Only the pictures are left out: repeat the rest of the entries exactly.

+++ SOURCE MATERIAL

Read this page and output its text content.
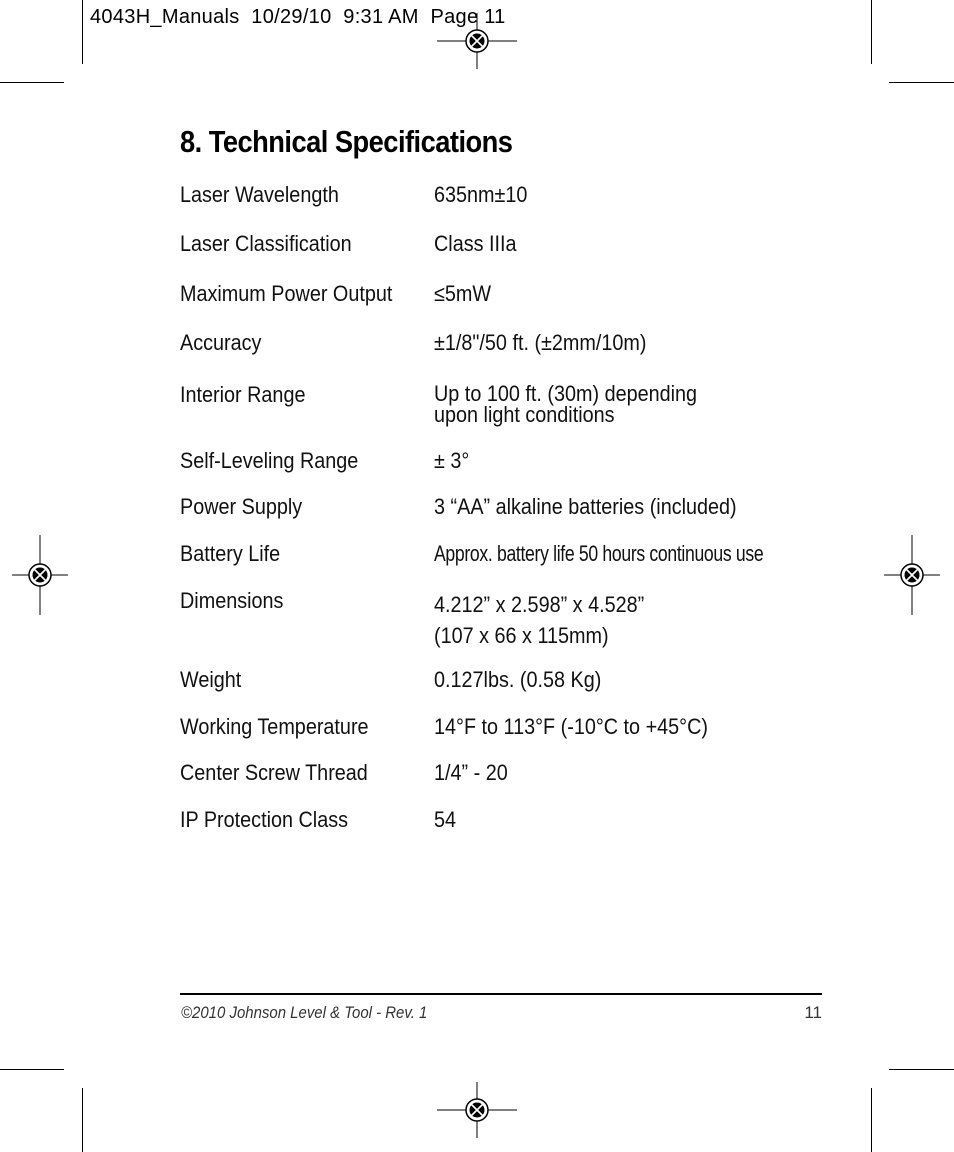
4043H_Manuals 10/29/10 9:31 AM Page 11
8. Technical Specifications
Laser Wavelength	635nm±10
Laser Classification	Class IIIa
Maximum Power Output ≤5mW
Accuracy	±1/8"/50 ft. (±2mm/10m)
Interior Range	Up to 100 ft. (30m) depending
upon light conditions
Self-Leveling Range	± 3°
Power Supply	3 “AA” alkaline batteries (included)
Battery Life	Approx. battery life 50 hours continuous use
Dimensions	4.212” x 2.598” x 4.528”
(107 x 66 x 115mm)
Weight	0.127lbs. (0.58 Kg)
Working Temperature	14°F to 113°F (-10°C to +45°C)
Center Screw Thread	1/4” - 20
IP Protection Class	54
©2010 Johnson Level & Tool - Rev. 1	11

++++++

→ **WORKED SOLUTION**:
Read this page and output its text content.
4043H_Manuals 10/29/10 9:31 AM Page 11
8. Technical Specifications
Laser Wavelength	635nm±10
Laser Classification	Class IIIa
Maximum Power Output ≤5mW
Accuracy	±1/8"/50 ft. (±2mm/10m)
Interior Range	Up to 100 ft. (30m) depending
upon light conditions
Self-Leveling Range	± 3°
Power Supply	3 “AA” alkaline batteries (included)
Battery Life	Approx. battery life 50 hours continuous use
Dimensions	4.212” x 2.598” x 4.528”
(107 x 66 x 115mm)
Weight	0.127lbs. (0.58 Kg)
Working Temperature	14°F to 113°F (-10°C to +45°C)
Center Screw Thread	1/4” - 20
IP Protection Class	54
©2010 Johnson Level & Tool - Rev. 1	11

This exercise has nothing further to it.